■ Task: Filter this material down to the lines that hold "JSON", copying each one.

■ Dataset rows:
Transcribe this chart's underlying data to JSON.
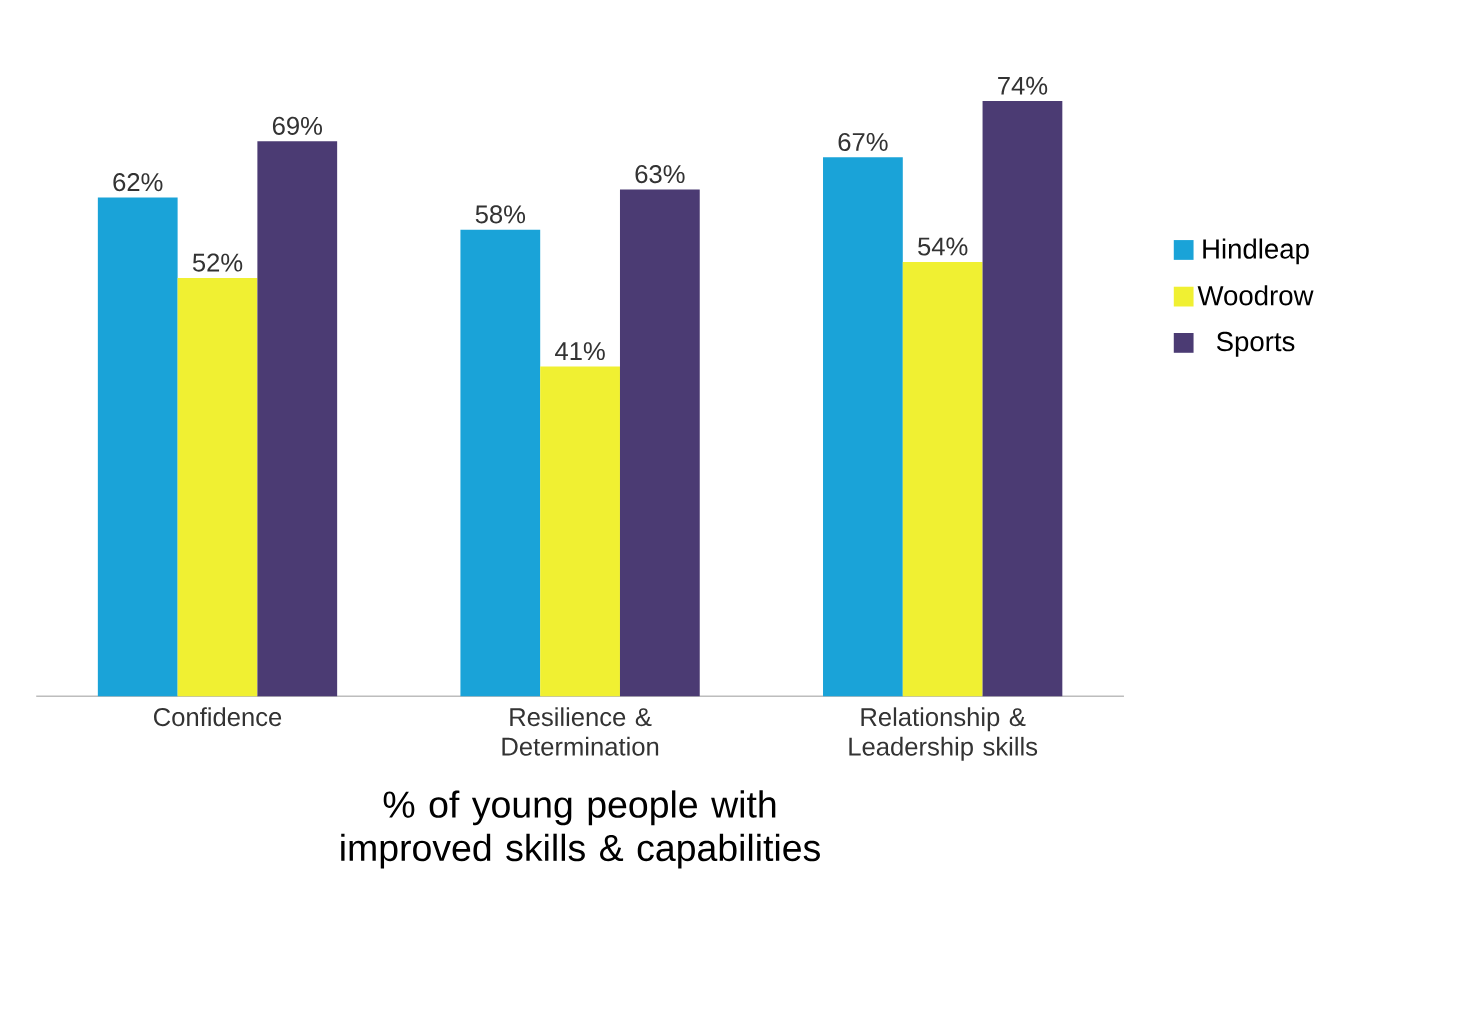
{
  "chart_data": {
    "type": "bar",
    "xlabel": "% of young people with improved skills & capabilities",
    "categories": [
      "Confidence",
      "Resilience & Determination",
      "Relationship & Leadership skills"
    ],
    "series": [
      {
        "name": "Hindleap",
        "color": "#1aa3d8",
        "values": [
          62,
          58,
          67
        ],
        "value_labels": [
          "62%",
          "58%",
          "67%"
        ]
      },
      {
        "name": "Woodrow",
        "color": "#f0f032",
        "values": [
          52,
          41,
          54
        ],
        "value_labels": [
          "52%",
          "41%",
          "54%"
        ]
      },
      {
        "name": "Sports",
        "color": "#4b3b73",
        "values": [
          69,
          63,
          74
        ],
        "value_labels": [
          "69%",
          "63%",
          "74%"
        ]
      }
    ],
    "legend": "right"
  }
}
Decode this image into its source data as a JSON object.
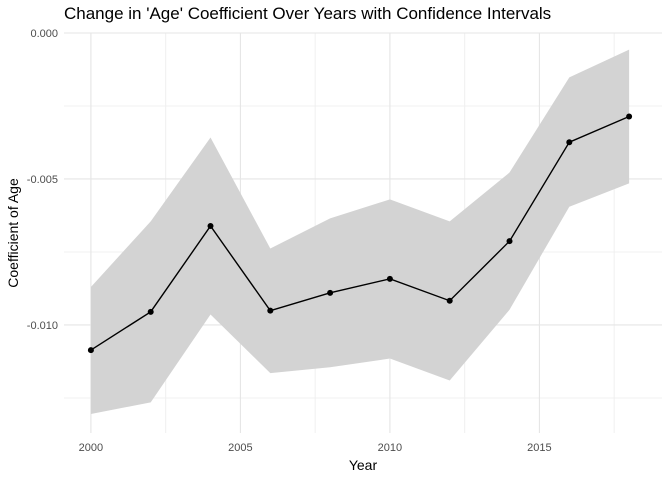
{
  "chart_data": {
    "type": "line",
    "title": "Change in 'Age' Coefficient Over Years with Confidence Intervals",
    "xlabel": "Year",
    "ylabel": "Coefficient of Age",
    "xlim": [
      1999.1,
      2019.1
    ],
    "ylim": [
      -0.0137,
      0.0
    ],
    "x_ticks": [
      2000,
      2005,
      2010,
      2015
    ],
    "x_tick_labels": [
      "2000",
      "2005",
      "2010",
      "2015"
    ],
    "y_ticks": [
      -0.01,
      -0.005,
      0.0
    ],
    "y_tick_labels": [
      "-0.010",
      "-0.005",
      "0.000"
    ],
    "grid": true,
    "legend": "none",
    "series": [
      {
        "x": [
          2000,
          2002,
          2004,
          2006,
          2008,
          2010,
          2012,
          2014,
          2016,
          2018
        ],
        "y": [
          -0.01086,
          -0.00955,
          -0.00661,
          -0.00951,
          -0.0089,
          -0.00842,
          -0.00917,
          -0.00713,
          -0.00374,
          -0.00286
        ],
        "ci_lower": [
          -0.01305,
          -0.01265,
          -0.00964,
          -0.01165,
          -0.01145,
          -0.01115,
          -0.0119,
          -0.00948,
          -0.00595,
          -0.00515
        ],
        "ci_upper": [
          -0.0087,
          -0.00645,
          -0.00358,
          -0.00738,
          -0.00635,
          -0.0057,
          -0.00645,
          -0.00478,
          -0.00152,
          -0.00057
        ]
      }
    ],
    "colors": {
      "line": "#000000",
      "points": "#000000",
      "ribbon": "#d3d3d3",
      "grid_major": "#e5e5e5",
      "grid_minor": "#f0f0f0"
    }
  }
}
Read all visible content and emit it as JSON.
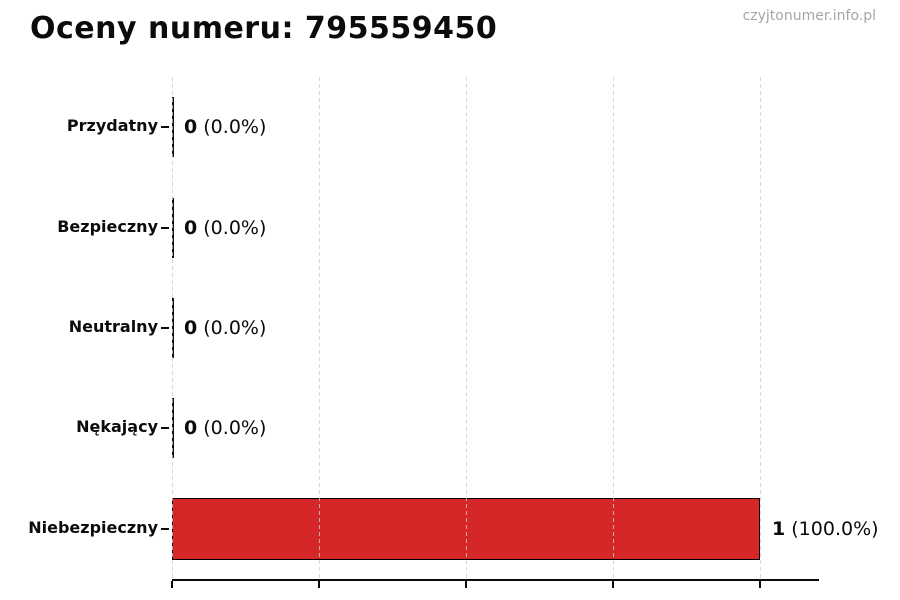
{
  "header": {
    "title": "Oceny numeru: 795559450",
    "watermark": "czyjtonumer.info.pl"
  },
  "chart_data": {
    "type": "bar",
    "orientation": "horizontal",
    "title": "Oceny numeru: 795559450",
    "categories": [
      "Przydatny",
      "Bezpieczny",
      "Neutralny",
      "Nękający",
      "Niebezpieczny"
    ],
    "values": [
      0,
      0,
      0,
      0,
      1
    ],
    "value_labels": [
      {
        "count": "0",
        "percent": "(0.0%)"
      },
      {
        "count": "0",
        "percent": "(0.0%)"
      },
      {
        "count": "0",
        "percent": "(0.0%)"
      },
      {
        "count": "0",
        "percent": "(0.0%)"
      },
      {
        "count": "1",
        "percent": "(100.0%)"
      }
    ],
    "xlabel": "",
    "ylabel": "",
    "xlim": [
      0,
      1.1
    ],
    "xticks": [
      0,
      0.25,
      0.5,
      0.75,
      1.0
    ],
    "xtick_labels_visible": false,
    "grid": true,
    "legend": "none",
    "colors": {
      "bar_fill": "#d62728",
      "bar_edge": "#000000",
      "zero_bar": "#111111",
      "grid": "#cdcdcd",
      "watermark": "#a6a6a6",
      "text": "#000000"
    }
  }
}
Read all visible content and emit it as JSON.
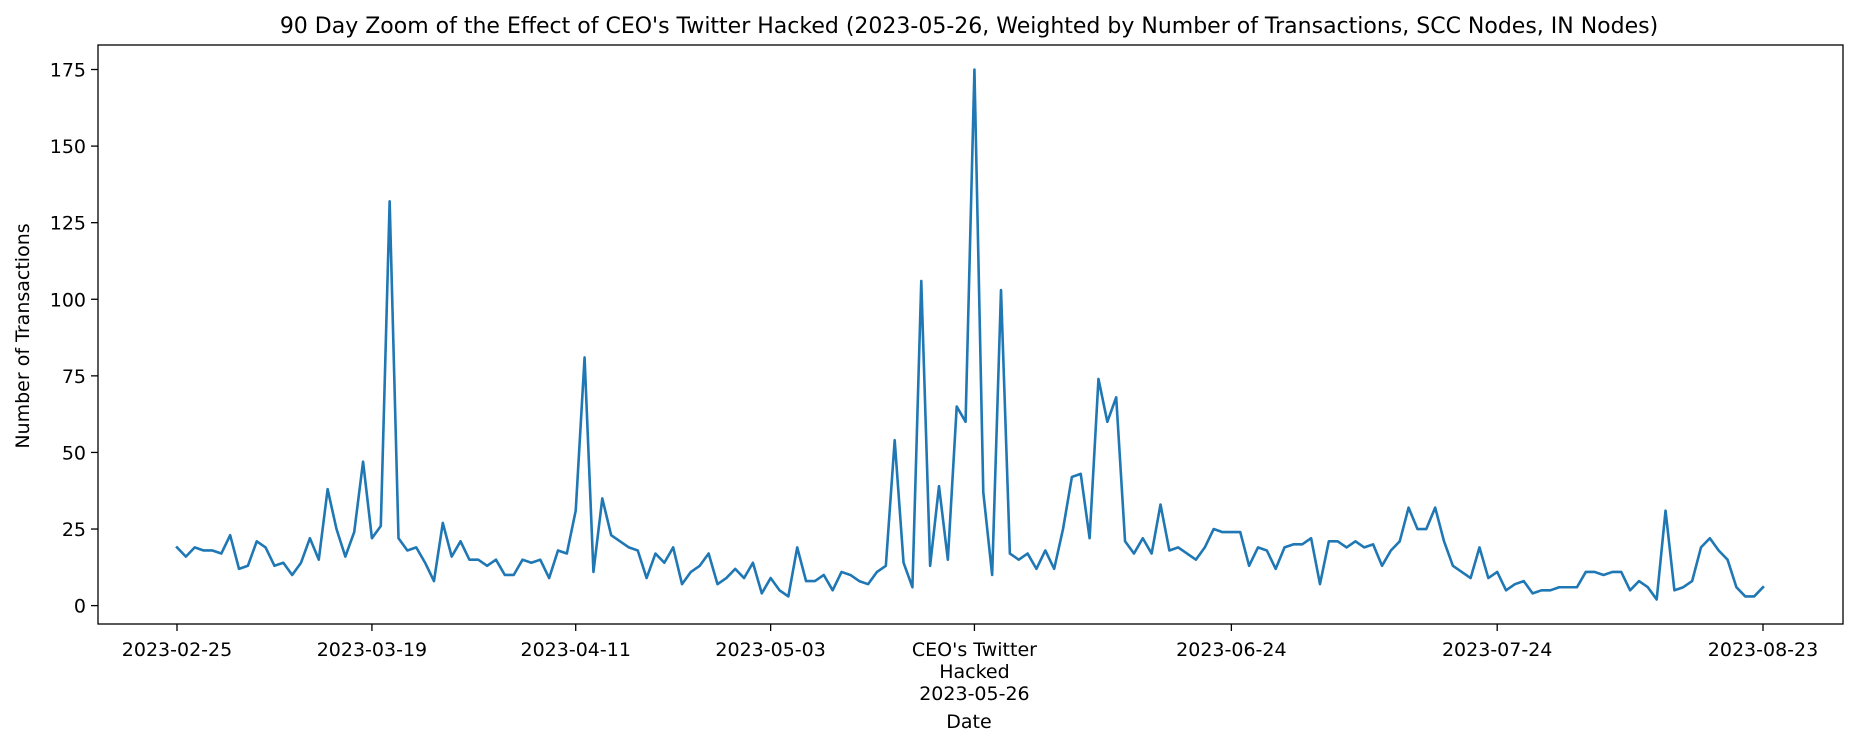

■ Solved problem:
Transcribe this chart's underlying data to JSON.
Decode this image into its source data as a JSON object.
Read all visible content and emit it as JSON.
Read all visible content and emit it as JSON.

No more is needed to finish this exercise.